▶ [EXERCISE OBJECTIVE] Copy the material that follows word for word and omit its pictures.

------------------------------------------------

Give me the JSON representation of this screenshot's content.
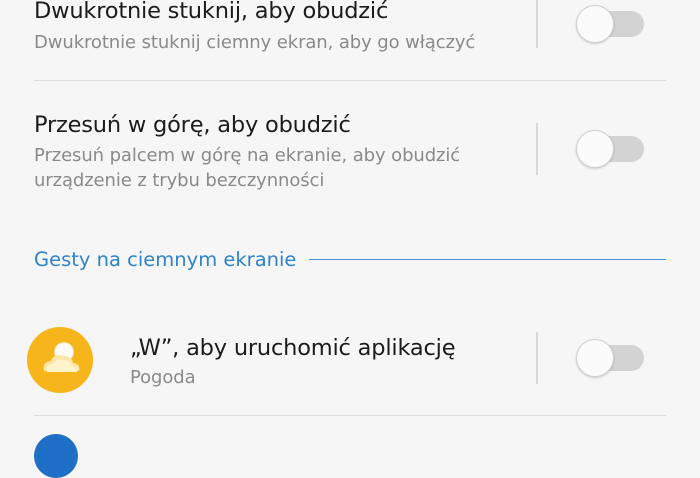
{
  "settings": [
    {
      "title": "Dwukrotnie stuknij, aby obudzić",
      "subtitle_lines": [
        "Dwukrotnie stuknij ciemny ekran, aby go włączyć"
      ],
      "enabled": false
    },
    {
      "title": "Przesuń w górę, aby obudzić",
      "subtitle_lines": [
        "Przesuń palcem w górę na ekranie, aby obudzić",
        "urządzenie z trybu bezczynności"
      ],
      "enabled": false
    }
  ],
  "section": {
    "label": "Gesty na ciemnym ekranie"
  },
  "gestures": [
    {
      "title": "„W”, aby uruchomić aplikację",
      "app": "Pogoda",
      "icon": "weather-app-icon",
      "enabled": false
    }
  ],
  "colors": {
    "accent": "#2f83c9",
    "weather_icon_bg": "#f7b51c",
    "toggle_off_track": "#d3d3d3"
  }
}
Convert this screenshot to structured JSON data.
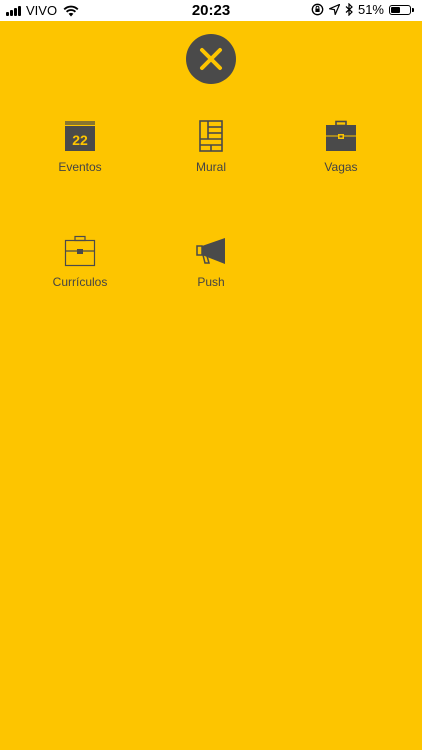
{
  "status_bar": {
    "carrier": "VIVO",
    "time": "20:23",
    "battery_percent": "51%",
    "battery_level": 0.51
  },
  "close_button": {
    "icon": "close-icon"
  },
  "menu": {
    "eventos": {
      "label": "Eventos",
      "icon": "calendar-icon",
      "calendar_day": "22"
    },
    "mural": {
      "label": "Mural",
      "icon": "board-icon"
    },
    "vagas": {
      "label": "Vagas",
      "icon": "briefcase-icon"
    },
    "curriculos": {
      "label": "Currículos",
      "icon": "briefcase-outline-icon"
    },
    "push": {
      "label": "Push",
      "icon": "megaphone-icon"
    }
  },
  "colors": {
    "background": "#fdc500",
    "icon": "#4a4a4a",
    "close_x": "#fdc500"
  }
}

------------------------------------------------

▶ [EXERCISE OUTPUT]
Give me the JSON representation of this screenshot's content.
{
  "settings": [
    {
      "title": "Dwukrotnie stuknij, aby obudzić",
      "subtitle_lines": [
        "Dwukrotnie stuknij ciemny ekran, aby go włączyć"
      ],
      "enabled": false
    },
    {
      "title": "Przesuń w górę, aby obudzić",
      "subtitle_lines": [
        "Przesuń palcem w górę na ekranie, aby obudzić",
        "urządzenie z trybu bezczynności"
      ],
      "enabled": false
    }
  ],
  "section": {
    "label": "Gesty na ciemnym ekranie"
  },
  "gestures": [
    {
      "title": "„W”, aby uruchomić aplikację",
      "app": "Pogoda",
      "icon": "weather-app-icon",
      "enabled": false
    }
  ],
  "colors": {
    "accent": "#2f83c9",
    "weather_icon_bg": "#f7b51c",
    "toggle_off_track": "#d3d3d3"
  }
}
Convert this screenshot to structured JSON data.
{
  "status_bar": {
    "carrier": "VIVO",
    "time": "20:23",
    "battery_percent": "51%",
    "battery_level": 0.51
  },
  "close_button": {
    "icon": "close-icon"
  },
  "menu": {
    "eventos": {
      "label": "Eventos",
      "icon": "calendar-icon",
      "calendar_day": "22"
    },
    "mural": {
      "label": "Mural",
      "icon": "board-icon"
    },
    "vagas": {
      "label": "Vagas",
      "icon": "briefcase-icon"
    },
    "curriculos": {
      "label": "Currículos",
      "icon": "briefcase-outline-icon"
    },
    "push": {
      "label": "Push",
      "icon": "megaphone-icon"
    }
  },
  "colors": {
    "background": "#fdc500",
    "icon": "#4a4a4a",
    "close_x": "#fdc500"
  }
}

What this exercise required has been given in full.